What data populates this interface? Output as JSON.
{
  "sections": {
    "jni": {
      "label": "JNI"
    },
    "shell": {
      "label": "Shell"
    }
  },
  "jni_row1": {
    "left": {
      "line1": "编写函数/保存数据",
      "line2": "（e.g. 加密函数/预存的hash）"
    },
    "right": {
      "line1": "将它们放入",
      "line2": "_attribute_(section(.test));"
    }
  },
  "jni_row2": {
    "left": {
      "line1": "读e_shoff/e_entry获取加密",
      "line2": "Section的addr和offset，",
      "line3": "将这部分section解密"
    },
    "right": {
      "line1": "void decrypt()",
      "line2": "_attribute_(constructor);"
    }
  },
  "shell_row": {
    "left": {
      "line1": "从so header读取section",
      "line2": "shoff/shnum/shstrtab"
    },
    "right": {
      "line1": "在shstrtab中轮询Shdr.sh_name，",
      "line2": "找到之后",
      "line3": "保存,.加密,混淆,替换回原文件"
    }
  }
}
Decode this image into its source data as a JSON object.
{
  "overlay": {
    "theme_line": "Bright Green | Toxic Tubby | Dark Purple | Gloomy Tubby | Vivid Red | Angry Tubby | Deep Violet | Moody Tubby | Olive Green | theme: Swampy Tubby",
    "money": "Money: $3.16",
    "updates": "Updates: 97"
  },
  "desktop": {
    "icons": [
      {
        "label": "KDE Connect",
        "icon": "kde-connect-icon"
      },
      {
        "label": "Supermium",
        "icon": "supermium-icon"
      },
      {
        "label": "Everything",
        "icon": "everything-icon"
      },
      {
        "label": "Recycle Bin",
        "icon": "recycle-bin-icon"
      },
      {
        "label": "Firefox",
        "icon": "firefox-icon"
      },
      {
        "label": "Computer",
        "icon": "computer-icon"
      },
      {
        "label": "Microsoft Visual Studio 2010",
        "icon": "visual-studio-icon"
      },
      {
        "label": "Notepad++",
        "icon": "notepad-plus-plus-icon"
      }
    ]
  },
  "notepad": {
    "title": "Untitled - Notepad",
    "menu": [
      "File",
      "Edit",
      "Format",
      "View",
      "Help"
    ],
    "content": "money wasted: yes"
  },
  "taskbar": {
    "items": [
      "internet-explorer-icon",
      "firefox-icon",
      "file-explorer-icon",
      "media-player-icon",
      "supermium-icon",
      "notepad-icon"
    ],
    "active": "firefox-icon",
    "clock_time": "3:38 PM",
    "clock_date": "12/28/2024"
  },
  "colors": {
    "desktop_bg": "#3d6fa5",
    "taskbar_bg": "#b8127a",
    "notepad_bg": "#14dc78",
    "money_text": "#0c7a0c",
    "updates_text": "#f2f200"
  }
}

--

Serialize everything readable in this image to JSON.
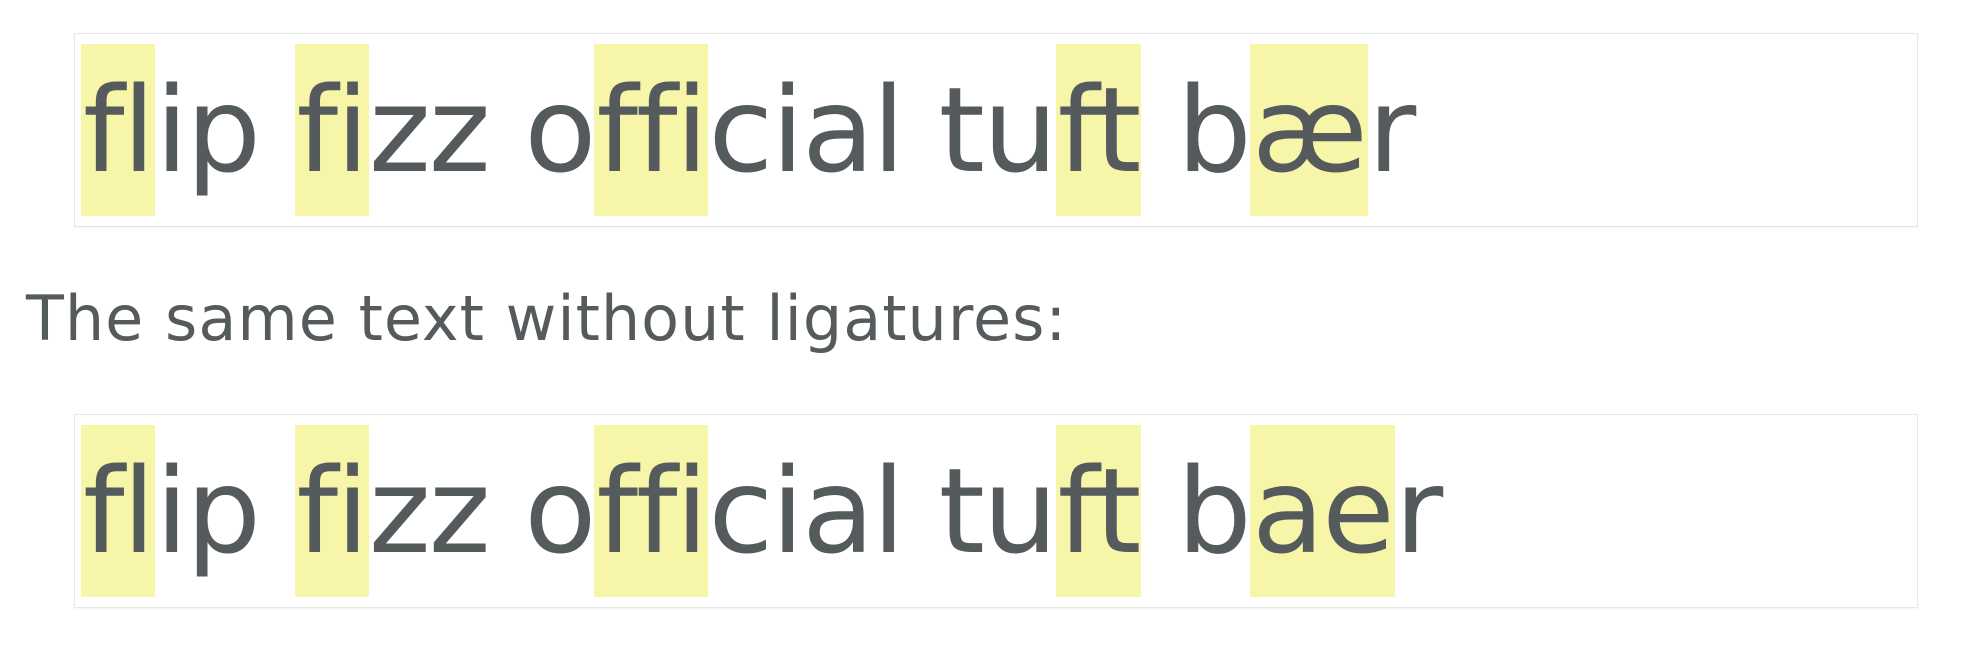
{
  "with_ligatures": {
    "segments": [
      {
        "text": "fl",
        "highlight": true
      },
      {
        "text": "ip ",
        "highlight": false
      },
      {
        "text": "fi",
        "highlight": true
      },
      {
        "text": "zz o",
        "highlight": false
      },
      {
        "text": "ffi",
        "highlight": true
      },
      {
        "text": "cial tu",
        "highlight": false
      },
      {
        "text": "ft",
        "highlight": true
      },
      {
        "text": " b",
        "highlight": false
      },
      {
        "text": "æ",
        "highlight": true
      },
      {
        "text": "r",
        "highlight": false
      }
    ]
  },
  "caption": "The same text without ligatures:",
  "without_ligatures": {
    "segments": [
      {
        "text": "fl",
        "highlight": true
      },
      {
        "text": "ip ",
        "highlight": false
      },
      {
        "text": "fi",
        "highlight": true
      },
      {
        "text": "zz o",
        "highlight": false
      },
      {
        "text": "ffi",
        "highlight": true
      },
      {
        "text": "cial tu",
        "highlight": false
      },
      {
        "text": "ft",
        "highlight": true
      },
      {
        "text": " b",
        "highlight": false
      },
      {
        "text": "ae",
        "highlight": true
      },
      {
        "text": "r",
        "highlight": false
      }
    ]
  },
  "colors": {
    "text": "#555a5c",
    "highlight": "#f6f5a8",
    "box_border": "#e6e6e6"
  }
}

Description of the task ->
Copy each line that contains the word "this".

The response ->
What data populates this interface? Output as JSON.
Decode this image into its source data as a JSON object.
Serialize everything readable in this image to JSON.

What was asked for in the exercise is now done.